Set problem => Produce a word-for-word copy of the listing below without its pictures.

* * *

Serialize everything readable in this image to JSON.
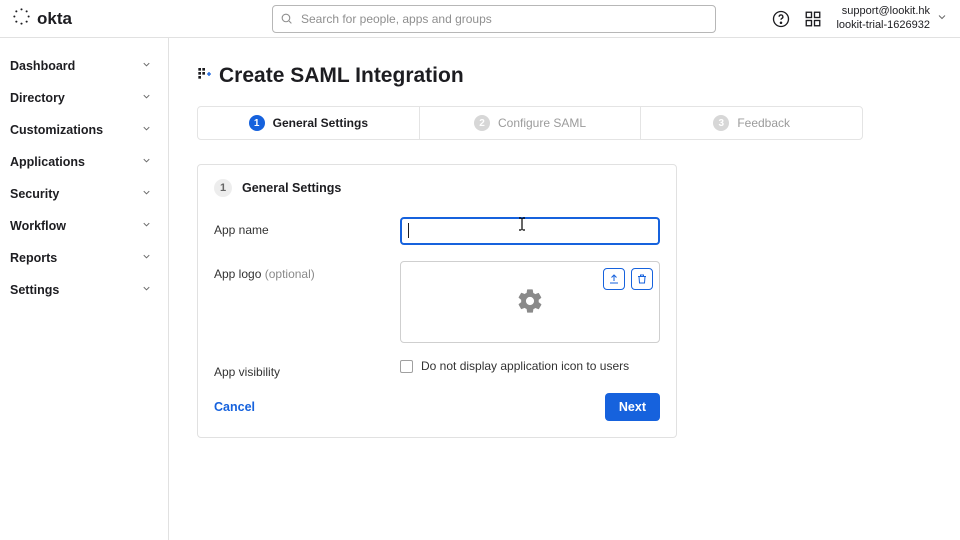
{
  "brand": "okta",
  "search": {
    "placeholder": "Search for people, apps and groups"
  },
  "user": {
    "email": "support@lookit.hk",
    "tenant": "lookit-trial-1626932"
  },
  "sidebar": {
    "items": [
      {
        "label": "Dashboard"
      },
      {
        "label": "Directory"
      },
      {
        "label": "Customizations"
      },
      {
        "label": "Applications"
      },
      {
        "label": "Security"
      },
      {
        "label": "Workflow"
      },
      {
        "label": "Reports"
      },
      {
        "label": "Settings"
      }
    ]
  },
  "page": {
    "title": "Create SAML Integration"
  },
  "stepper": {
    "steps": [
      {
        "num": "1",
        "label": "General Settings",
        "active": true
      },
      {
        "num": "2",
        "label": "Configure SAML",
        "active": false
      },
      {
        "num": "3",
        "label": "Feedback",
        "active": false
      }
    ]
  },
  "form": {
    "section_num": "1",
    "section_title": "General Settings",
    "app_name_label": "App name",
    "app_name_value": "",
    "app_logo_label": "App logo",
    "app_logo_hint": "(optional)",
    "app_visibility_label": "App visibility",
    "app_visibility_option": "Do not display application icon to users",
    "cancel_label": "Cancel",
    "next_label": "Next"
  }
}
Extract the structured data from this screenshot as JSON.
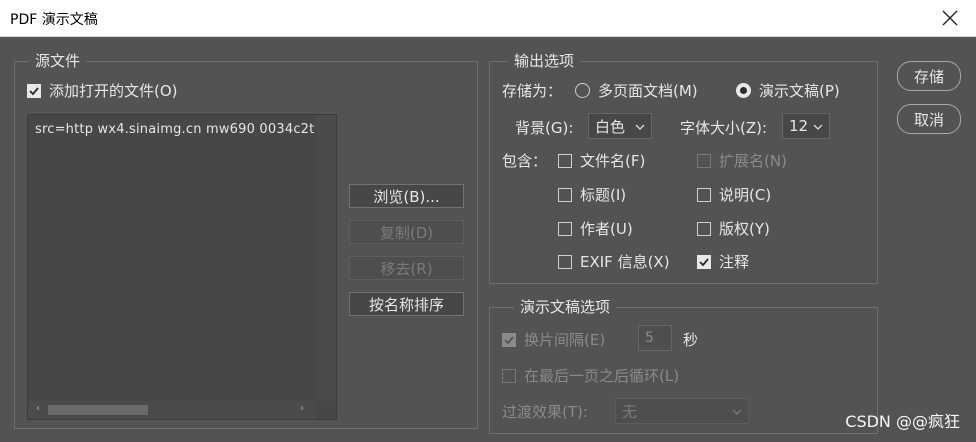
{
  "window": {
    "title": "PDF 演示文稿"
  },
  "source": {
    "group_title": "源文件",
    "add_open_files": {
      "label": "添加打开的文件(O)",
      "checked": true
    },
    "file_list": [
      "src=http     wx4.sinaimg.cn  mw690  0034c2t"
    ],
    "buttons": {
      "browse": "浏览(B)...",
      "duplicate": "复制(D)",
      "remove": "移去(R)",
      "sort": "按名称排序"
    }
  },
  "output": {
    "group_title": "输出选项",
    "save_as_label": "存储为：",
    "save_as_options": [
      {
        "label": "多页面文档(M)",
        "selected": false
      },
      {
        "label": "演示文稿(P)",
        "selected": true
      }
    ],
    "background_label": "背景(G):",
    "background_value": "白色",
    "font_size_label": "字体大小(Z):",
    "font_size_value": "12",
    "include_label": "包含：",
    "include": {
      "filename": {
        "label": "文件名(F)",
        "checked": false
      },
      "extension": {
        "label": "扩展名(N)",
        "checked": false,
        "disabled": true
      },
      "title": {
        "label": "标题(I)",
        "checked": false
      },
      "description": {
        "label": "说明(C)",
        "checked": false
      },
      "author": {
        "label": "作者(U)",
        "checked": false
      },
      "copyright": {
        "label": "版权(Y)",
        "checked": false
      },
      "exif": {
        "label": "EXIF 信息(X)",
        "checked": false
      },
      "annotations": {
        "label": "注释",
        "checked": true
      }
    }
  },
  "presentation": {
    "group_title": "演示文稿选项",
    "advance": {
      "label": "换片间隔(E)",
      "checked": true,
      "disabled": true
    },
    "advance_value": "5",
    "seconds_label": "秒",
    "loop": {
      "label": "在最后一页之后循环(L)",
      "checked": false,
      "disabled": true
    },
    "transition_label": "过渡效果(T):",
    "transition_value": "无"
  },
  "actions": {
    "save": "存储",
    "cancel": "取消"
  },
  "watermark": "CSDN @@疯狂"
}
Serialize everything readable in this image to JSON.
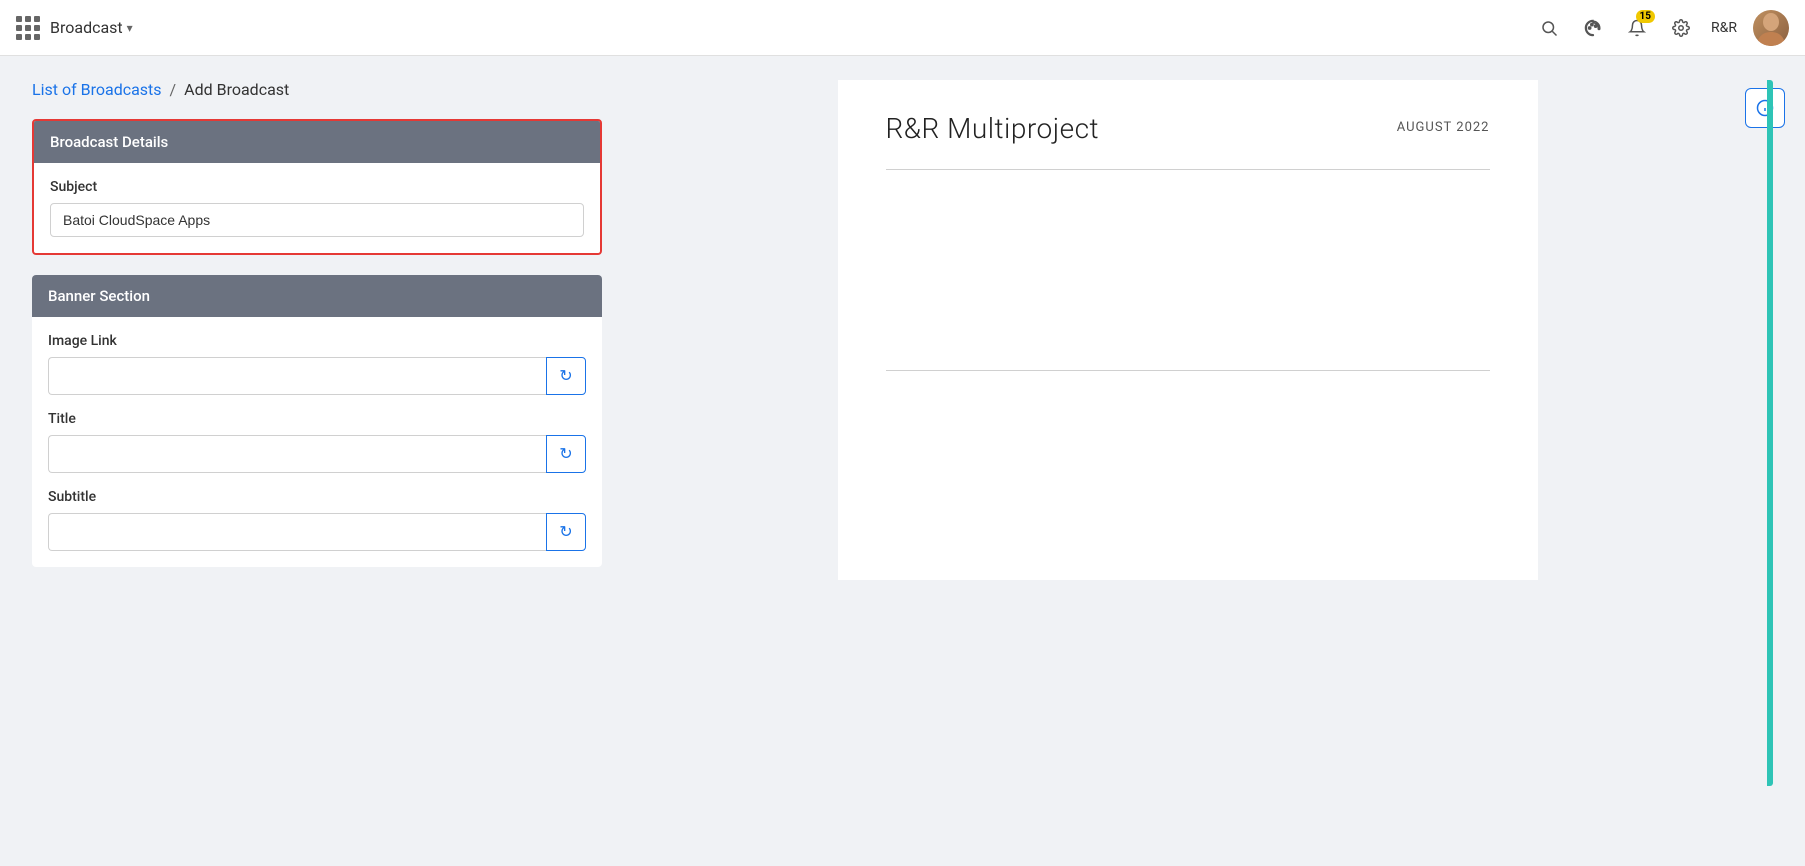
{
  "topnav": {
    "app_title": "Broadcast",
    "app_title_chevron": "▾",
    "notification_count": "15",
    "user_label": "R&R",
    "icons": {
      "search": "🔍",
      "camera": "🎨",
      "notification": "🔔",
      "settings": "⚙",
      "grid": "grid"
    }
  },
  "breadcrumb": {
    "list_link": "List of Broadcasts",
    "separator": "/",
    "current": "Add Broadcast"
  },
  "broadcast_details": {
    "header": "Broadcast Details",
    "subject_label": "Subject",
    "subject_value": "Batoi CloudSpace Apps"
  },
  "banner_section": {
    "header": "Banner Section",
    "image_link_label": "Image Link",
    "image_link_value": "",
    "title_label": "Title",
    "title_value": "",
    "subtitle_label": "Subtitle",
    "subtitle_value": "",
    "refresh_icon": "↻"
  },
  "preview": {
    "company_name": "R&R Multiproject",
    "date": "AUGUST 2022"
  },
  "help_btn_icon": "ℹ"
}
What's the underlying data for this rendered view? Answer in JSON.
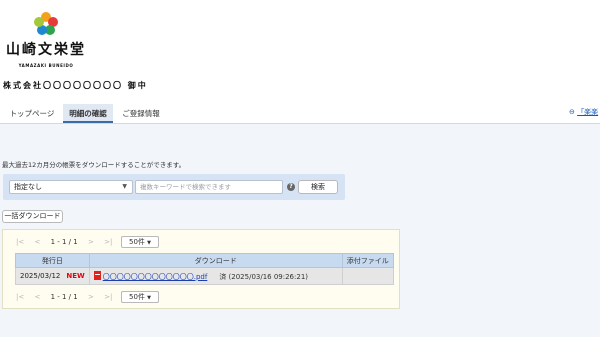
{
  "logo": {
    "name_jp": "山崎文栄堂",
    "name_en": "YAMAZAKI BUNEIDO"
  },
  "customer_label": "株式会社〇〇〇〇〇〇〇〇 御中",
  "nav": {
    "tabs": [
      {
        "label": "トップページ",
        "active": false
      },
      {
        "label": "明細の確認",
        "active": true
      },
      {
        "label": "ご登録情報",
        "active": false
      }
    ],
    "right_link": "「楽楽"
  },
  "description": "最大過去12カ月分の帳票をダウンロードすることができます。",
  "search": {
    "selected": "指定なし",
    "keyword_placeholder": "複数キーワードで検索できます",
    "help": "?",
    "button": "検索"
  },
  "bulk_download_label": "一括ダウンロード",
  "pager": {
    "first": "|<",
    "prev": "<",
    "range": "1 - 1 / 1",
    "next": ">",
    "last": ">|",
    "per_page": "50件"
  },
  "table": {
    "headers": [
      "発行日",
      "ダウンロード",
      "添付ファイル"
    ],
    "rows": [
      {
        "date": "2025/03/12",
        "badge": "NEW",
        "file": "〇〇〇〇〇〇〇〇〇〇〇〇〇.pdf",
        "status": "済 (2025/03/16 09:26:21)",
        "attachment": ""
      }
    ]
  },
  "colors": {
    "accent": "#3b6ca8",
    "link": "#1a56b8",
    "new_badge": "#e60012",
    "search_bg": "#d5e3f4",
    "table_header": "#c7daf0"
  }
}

* * *

Exercise answer =>
Serialize everything readable in this image to JSON.
{
  "brand": "okta",
  "search": {
    "placeholder": "Search for people, apps and groups"
  },
  "user": {
    "email": "support@lookit.hk",
    "tenant": "lookit-trial-1626932"
  },
  "sidebar": {
    "items": [
      {
        "label": "Dashboard"
      },
      {
        "label": "Directory"
      },
      {
        "label": "Customizations"
      },
      {
        "label": "Applications"
      },
      {
        "label": "Security"
      },
      {
        "label": "Workflow"
      },
      {
        "label": "Reports"
      },
      {
        "label": "Settings"
      }
    ]
  },
  "page": {
    "title": "Create SAML Integration"
  },
  "stepper": {
    "steps": [
      {
        "num": "1",
        "label": "General Settings",
        "active": true
      },
      {
        "num": "2",
        "label": "Configure SAML",
        "active": false
      },
      {
        "num": "3",
        "label": "Feedback",
        "active": false
      }
    ]
  },
  "form": {
    "section_num": "1",
    "section_title": "General Settings",
    "app_name_label": "App name",
    "app_name_value": "",
    "app_logo_label": "App logo",
    "app_logo_hint": "(optional)",
    "app_visibility_label": "App visibility",
    "app_visibility_option": "Do not display application icon to users",
    "cancel_label": "Cancel",
    "next_label": "Next"
  }
}
Extract the structured data from this screenshot as JSON.
{
  "window": {
    "title": "PDF 演示文稿"
  },
  "source": {
    "group_title": "源文件",
    "add_open_files": {
      "label": "添加打开的文件(O)",
      "checked": true
    },
    "file_list": [
      "src=http     wx4.sinaimg.cn  mw690  0034c2t"
    ],
    "buttons": {
      "browse": "浏览(B)...",
      "duplicate": "复制(D)",
      "remove": "移去(R)",
      "sort": "按名称排序"
    }
  },
  "output": {
    "group_title": "输出选项",
    "save_as_label": "存储为：",
    "save_as_options": [
      {
        "label": "多页面文档(M)",
        "selected": false
      },
      {
        "label": "演示文稿(P)",
        "selected": true
      }
    ],
    "background_label": "背景(G):",
    "background_value": "白色",
    "font_size_label": "字体大小(Z):",
    "font_size_value": "12",
    "include_label": "包含：",
    "include": {
      "filename": {
        "label": "文件名(F)",
        "checked": false
      },
      "extension": {
        "label": "扩展名(N)",
        "checked": false,
        "disabled": true
      },
      "title": {
        "label": "标题(I)",
        "checked": false
      },
      "description": {
        "label": "说明(C)",
        "checked": false
      },
      "author": {
        "label": "作者(U)",
        "checked": false
      },
      "copyright": {
        "label": "版权(Y)",
        "checked": false
      },
      "exif": {
        "label": "EXIF 信息(X)",
        "checked": false
      },
      "annotations": {
        "label": "注释",
        "checked": true
      }
    }
  },
  "presentation": {
    "group_title": "演示文稿选项",
    "advance": {
      "label": "换片间隔(E)",
      "checked": true,
      "disabled": true
    },
    "advance_value": "5",
    "seconds_label": "秒",
    "loop": {
      "label": "在最后一页之后循环(L)",
      "checked": false,
      "disabled": true
    },
    "transition_label": "过渡效果(T):",
    "transition_value": "无"
  },
  "actions": {
    "save": "存储",
    "cancel": "取消"
  },
  "watermark": "CSDN @@疯狂"
}
Serialize everything readable in this image to JSON.
{
  "topnav": {
    "app_title": "Broadcast",
    "app_title_chevron": "▾",
    "notification_count": "15",
    "user_label": "R&R",
    "icons": {
      "search": "🔍",
      "camera": "🎨",
      "notification": "🔔",
      "settings": "⚙",
      "grid": "grid"
    }
  },
  "breadcrumb": {
    "list_link": "List of Broadcasts",
    "separator": "/",
    "current": "Add Broadcast"
  },
  "broadcast_details": {
    "header": "Broadcast Details",
    "subject_label": "Subject",
    "subject_value": "Batoi CloudSpace Apps"
  },
  "banner_section": {
    "header": "Banner Section",
    "image_link_label": "Image Link",
    "image_link_value": "",
    "title_label": "Title",
    "title_value": "",
    "subtitle_label": "Subtitle",
    "subtitle_value": "",
    "refresh_icon": "↻"
  },
  "preview": {
    "company_name": "R&R Multiproject",
    "date": "AUGUST 2022"
  },
  "help_btn_icon": "ℹ"
}
What's the underlying data for this rendered view? Answer in JSON.
{
  "logo": {
    "name_jp": "山崎文栄堂",
    "name_en": "YAMAZAKI BUNEIDO"
  },
  "customer_label": "株式会社〇〇〇〇〇〇〇〇 御中",
  "nav": {
    "tabs": [
      {
        "label": "トップページ",
        "active": false
      },
      {
        "label": "明細の確認",
        "active": true
      },
      {
        "label": "ご登録情報",
        "active": false
      }
    ],
    "right_link": "「楽楽"
  },
  "description": "最大過去12カ月分の帳票をダウンロードすることができます。",
  "search": {
    "selected": "指定なし",
    "keyword_placeholder": "複数キーワードで検索できます",
    "help": "?",
    "button": "検索"
  },
  "bulk_download_label": "一括ダウンロード",
  "pager": {
    "first": "|<",
    "prev": "<",
    "range": "1 - 1 / 1",
    "next": ">",
    "last": ">|",
    "per_page": "50件"
  },
  "table": {
    "headers": [
      "発行日",
      "ダウンロード",
      "添付ファイル"
    ],
    "rows": [
      {
        "date": "2025/03/12",
        "badge": "NEW",
        "file": "〇〇〇〇〇〇〇〇〇〇〇〇〇.pdf",
        "status": "済 (2025/03/16 09:26:21)",
        "attachment": ""
      }
    ]
  },
  "colors": {
    "accent": "#3b6ca8",
    "link": "#1a56b8",
    "new_badge": "#e60012",
    "search_bg": "#d5e3f4",
    "table_header": "#c7daf0"
  }
}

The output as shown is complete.